Stored entries:
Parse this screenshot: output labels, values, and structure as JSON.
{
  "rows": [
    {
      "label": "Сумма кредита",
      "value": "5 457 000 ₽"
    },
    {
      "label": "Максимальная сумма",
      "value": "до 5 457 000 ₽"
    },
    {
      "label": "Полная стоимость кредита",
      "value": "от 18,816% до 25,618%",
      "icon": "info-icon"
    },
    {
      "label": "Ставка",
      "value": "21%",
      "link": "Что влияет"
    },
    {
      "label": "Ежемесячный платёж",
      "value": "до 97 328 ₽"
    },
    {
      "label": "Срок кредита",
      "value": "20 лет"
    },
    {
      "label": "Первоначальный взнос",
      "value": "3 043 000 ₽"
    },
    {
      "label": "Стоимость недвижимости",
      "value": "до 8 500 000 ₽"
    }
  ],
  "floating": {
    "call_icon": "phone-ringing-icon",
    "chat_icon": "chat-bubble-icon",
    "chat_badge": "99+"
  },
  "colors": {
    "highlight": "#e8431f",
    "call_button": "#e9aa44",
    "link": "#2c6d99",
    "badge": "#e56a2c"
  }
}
--
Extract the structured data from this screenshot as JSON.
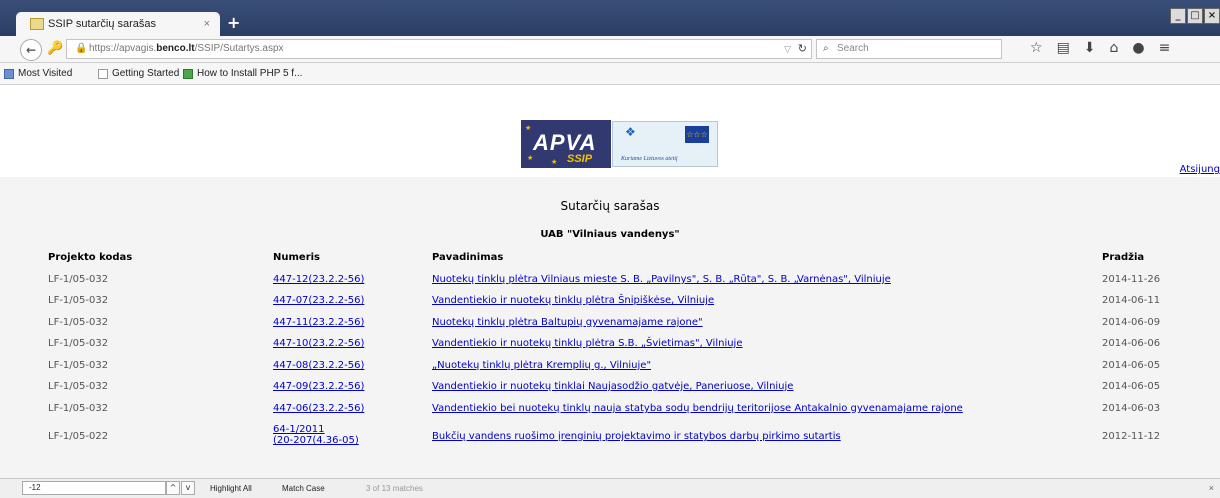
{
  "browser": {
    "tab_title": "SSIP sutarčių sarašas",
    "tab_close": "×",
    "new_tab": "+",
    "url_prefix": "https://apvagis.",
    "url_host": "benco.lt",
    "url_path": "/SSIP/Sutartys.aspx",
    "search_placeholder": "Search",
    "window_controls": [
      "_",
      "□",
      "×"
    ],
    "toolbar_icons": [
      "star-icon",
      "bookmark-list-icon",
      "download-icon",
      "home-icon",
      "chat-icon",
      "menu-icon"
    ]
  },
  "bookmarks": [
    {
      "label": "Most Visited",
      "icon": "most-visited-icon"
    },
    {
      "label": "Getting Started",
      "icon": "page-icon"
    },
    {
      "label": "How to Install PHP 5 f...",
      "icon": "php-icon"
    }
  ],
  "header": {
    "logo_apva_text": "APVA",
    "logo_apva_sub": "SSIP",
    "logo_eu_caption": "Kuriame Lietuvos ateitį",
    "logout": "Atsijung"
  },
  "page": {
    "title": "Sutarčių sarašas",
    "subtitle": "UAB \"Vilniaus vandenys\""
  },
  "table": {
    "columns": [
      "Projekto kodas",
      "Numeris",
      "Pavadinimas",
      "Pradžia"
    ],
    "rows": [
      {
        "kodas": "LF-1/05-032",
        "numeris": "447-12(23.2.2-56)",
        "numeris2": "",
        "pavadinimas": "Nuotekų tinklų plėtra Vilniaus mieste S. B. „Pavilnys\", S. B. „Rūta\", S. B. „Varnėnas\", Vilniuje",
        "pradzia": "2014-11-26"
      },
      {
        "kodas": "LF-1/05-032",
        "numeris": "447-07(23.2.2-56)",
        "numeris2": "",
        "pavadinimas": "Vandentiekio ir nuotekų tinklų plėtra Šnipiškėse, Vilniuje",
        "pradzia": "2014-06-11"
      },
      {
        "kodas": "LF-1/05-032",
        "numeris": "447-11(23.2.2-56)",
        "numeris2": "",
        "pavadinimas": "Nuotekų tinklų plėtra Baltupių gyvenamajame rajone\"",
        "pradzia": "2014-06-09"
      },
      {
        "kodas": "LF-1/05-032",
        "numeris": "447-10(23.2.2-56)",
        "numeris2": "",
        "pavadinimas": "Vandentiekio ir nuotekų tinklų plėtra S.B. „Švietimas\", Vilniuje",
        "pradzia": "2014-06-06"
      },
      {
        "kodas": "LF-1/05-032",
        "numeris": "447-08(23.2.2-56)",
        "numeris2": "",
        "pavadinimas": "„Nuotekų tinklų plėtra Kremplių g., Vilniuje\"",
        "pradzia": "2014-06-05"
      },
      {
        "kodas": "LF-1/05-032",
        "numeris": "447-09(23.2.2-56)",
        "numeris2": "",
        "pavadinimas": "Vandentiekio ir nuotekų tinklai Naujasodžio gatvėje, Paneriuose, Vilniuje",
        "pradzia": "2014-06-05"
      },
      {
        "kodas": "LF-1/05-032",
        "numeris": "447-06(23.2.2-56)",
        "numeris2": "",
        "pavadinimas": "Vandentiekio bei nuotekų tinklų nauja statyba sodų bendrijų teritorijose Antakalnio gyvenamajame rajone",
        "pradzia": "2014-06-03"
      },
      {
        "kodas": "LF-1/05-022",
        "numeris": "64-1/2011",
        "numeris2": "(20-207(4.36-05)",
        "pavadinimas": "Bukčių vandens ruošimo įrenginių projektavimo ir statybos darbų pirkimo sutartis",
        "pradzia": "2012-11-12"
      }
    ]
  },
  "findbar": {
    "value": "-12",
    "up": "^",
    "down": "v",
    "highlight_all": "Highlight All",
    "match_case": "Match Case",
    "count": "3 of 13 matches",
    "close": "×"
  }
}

> **PROBLEM TO WORK ON**:
In the records above, locate the lines holding the word "this". Copy each of them.

> **EXERCISE OUTPUT**:
Parse this screenshot: output labels, values, and structure as JSON.
Extract the structured data from this screenshot as JSON.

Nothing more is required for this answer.